## Page extract:
start

MEXICO CITY — Mexico's Supreme Court struck down part of President Andrés Manuel López Obrador's 'jail, no bail' policy Thursday.
The court voted against mandatory pre-trial detention for people accused of fraud, smuggling or tax evasion. Because trials often take years in Mexico, the justices argued that being held in prison during trial was equivalent to being subjected to punishment before being convicted.
Instead, prosecutors would have to convince judges there are valid reasons not to release people on their own recognizance — for example, by arguing that they may pose a flight risk. The justices may vote next week on whether the possibility of pre-trial release may be justified for other crimes.
In 2019, López Obrador imposed mandatory pre-trial detention for a long list of crimes, and he views it as part of his crack-down on white collar criminals, like those accused of tax fraud. Mexico does not have cash bail, but before López Obrador changed the rules, judges could release suspects and require them to wear monitors, sign in at court or agree not to travel.
The president has long railed about corrupt judges and court rulings he doesn't like, and Thursday's supreme court vote was likely to spark more vocal attacks by the president.
Even before the ruling, López Obrador criticized the court for the widely expected Thursday vote.
"How can judges, magistrates and justices be defending white collar criminals? How can it be that money triumphs over justice?" López Obrador said before the ruling. "What tremendous shamelessness!"

end

Spatial annotation records
start

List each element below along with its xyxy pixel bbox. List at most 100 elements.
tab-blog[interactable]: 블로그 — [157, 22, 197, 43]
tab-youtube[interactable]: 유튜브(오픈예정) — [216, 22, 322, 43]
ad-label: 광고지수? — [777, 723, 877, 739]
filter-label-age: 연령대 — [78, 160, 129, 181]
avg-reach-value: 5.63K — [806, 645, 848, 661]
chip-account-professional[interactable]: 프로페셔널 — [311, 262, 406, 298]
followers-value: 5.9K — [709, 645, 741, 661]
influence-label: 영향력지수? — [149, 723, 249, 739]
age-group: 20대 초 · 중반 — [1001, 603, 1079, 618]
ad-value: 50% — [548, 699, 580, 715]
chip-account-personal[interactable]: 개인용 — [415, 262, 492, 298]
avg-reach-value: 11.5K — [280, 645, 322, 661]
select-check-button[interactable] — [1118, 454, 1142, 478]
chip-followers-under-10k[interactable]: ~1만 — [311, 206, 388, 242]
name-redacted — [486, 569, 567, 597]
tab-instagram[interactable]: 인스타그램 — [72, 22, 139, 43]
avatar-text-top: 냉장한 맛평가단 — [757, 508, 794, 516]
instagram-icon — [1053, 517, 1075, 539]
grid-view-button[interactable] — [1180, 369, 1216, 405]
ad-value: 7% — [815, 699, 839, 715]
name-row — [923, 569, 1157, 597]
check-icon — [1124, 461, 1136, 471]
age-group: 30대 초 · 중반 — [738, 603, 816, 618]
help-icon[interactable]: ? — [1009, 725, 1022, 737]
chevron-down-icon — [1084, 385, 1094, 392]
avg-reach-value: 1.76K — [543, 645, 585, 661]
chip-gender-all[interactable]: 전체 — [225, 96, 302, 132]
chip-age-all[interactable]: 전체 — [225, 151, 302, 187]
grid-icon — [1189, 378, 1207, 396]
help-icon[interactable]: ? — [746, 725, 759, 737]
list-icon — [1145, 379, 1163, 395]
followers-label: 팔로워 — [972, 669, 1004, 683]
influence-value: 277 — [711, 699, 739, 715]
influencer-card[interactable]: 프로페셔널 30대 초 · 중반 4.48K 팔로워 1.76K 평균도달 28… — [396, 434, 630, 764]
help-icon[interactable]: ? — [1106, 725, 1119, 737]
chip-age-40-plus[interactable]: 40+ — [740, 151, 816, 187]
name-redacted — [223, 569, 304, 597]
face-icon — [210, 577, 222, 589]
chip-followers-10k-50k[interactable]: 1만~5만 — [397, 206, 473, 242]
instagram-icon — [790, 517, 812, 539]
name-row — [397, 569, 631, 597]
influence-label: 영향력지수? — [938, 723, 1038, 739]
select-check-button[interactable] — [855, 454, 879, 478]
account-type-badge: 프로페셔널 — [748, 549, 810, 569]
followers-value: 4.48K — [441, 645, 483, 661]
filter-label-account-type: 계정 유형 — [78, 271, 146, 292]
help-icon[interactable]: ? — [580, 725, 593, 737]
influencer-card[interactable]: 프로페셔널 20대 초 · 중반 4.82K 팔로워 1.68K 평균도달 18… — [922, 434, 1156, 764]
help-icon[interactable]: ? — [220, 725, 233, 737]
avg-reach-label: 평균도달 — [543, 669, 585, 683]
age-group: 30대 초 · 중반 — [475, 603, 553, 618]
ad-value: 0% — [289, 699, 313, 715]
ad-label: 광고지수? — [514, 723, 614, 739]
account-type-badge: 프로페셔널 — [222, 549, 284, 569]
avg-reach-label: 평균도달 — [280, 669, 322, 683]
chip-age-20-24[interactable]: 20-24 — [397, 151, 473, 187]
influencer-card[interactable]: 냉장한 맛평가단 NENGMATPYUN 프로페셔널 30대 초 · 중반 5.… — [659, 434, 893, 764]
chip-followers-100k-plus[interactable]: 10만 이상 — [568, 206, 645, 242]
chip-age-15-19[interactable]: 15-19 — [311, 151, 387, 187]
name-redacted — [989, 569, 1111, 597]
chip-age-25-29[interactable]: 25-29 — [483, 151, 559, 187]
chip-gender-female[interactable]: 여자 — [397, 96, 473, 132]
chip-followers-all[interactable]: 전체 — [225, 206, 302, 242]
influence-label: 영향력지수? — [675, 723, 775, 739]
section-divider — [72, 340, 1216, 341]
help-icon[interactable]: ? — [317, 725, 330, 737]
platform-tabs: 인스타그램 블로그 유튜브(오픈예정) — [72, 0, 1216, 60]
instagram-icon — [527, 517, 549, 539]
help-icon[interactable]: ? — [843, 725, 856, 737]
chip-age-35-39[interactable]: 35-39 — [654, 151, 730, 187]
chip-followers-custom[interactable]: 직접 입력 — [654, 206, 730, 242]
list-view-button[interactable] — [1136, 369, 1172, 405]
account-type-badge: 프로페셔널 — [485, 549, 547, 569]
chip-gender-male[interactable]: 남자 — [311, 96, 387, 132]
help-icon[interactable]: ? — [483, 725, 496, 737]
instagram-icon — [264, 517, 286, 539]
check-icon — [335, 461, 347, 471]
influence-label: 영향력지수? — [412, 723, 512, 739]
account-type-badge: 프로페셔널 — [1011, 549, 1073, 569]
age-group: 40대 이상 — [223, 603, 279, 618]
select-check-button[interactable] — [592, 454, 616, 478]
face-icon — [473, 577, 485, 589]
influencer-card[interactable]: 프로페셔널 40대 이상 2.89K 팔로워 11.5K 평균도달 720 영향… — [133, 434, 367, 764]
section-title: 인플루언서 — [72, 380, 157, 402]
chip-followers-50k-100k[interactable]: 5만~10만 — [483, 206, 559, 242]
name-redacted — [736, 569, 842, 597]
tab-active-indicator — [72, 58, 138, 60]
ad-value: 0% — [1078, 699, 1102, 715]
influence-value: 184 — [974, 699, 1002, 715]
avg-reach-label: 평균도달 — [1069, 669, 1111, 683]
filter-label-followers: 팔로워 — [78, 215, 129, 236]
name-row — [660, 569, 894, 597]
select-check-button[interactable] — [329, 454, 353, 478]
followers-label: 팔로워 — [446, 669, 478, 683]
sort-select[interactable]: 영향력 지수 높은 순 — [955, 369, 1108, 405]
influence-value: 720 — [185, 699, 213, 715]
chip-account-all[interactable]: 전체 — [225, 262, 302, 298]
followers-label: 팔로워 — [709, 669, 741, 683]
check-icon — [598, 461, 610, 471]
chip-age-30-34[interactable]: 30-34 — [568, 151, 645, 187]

end

## Work required:
Update the stretch of the Supreme Court article from "The court voted" through "before being convicted.", replacing "smuggling" with "money laundering".

## Exercise result:
The court voted against mandatory pre-trial detention for people accused of fraud, money laundering or tax evasion. Because trials often take years in Mexico, the justices argued that being held in prison during trial was equivalent to being subjected to punishment before being convicted.